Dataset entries
────────
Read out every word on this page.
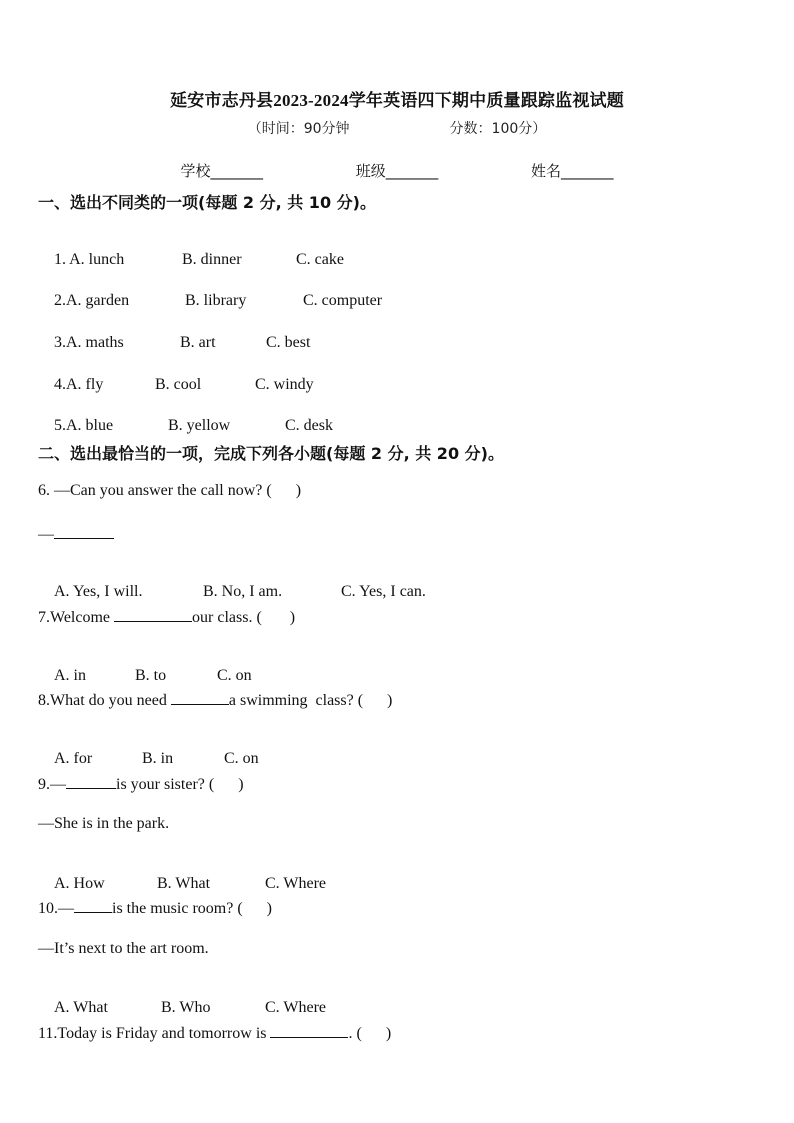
延安市志丹县2023-2024学年英语四下期中质量跟踪监视试题
（时间：90分钟	分数：100分）
学校_______	班级_______	姓名_______
一、选出不同类的一项(每题 2 分, 共 10 分)。

1. A. lunch	B. dinner	C. cake

2.A. garden	B. library	C. computer

3.A. maths	B. art	C. best

4.A. fly	B. cool	C. windy

5.A. blue	B. yellow	C. desk

二、选出最恰当的一项，完成下列各小题(每题 2 分, 共 20 分)。
6. —Can you answer the call now? (      )
—

A. Yes, I will.	B. No, I am.	C. Yes, I can.

7.Welcome	our class. (       )

A. in	B. to	C. on

8.What do you need	a swimming  class? (      )

A. for	B. in	C. on

9.—	is your sister? (      )
—She is in the park.

A. How	B. What	C. Where

10.— is the music room? (      )
—It’s next to the art room.

A. What	B. Who	C. Where

11.Today is Friday and tomorrow is	. (      )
────────
== To do ==
The word "class" appears in how many lines of the records? Give the number only.

== Complete output ==
2